*AIM*: Only a number is wanted: how many lines in these records contain the word "icon"?
####
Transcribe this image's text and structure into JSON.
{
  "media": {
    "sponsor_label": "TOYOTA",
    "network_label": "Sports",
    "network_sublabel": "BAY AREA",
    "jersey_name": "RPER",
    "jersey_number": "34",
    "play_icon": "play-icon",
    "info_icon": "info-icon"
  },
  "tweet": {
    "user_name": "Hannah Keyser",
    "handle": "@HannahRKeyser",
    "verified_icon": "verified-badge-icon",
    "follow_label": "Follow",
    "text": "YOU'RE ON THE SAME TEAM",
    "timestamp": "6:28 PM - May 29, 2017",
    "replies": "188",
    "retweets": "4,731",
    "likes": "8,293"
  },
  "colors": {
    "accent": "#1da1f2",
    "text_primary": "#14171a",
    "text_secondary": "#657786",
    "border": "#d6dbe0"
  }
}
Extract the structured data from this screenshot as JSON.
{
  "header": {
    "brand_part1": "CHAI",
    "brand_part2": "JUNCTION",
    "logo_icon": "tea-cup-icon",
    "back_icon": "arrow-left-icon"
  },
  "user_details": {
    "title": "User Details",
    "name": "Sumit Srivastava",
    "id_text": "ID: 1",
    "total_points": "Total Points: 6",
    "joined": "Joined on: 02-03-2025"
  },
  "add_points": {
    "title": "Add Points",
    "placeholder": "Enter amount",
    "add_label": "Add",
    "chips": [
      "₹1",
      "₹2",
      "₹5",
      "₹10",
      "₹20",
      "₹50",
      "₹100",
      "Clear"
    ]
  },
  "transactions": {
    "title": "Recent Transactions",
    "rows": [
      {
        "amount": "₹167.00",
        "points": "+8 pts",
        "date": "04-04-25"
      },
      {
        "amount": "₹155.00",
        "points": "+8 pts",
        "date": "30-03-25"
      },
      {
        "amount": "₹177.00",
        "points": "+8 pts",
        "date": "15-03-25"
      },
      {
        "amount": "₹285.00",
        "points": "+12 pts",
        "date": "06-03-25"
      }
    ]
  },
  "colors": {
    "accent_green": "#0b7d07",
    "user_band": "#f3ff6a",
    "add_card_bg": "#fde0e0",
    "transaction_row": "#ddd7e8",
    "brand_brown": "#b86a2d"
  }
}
####
*WRITTEN ANSWER*: 5